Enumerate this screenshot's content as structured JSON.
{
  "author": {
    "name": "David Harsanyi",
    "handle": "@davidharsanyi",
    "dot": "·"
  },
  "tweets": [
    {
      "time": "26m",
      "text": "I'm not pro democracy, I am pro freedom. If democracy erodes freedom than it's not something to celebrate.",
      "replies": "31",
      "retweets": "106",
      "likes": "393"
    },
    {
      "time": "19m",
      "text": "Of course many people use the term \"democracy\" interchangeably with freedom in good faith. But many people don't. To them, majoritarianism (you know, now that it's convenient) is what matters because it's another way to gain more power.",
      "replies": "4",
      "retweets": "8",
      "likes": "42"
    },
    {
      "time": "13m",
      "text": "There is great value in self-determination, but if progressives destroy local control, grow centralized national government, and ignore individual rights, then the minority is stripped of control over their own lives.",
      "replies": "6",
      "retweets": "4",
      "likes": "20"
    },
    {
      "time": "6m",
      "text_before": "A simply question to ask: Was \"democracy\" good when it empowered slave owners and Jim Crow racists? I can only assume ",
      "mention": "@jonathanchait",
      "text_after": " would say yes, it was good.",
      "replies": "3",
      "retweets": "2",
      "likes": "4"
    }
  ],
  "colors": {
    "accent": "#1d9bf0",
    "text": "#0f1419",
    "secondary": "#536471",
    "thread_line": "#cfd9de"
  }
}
··········
▶ [THE TASK]: Return the lines of the records that include the string "good".

▶ [ANSWER TO THIS PROBLEM]:
      "text": "Of course many people use the term \"democracy\" interchangeably with freedom in good faith. But many people don't. To them, majoritarianism (you know, now that it's convenient) is what matters because it's another way to gain more power.",
      "text_before": "A simply question to ask: Was \"democracy\" good when it empowered slave owners and Jim Crow racists? I can only assume ",
      "text_after": " would say yes, it was good.",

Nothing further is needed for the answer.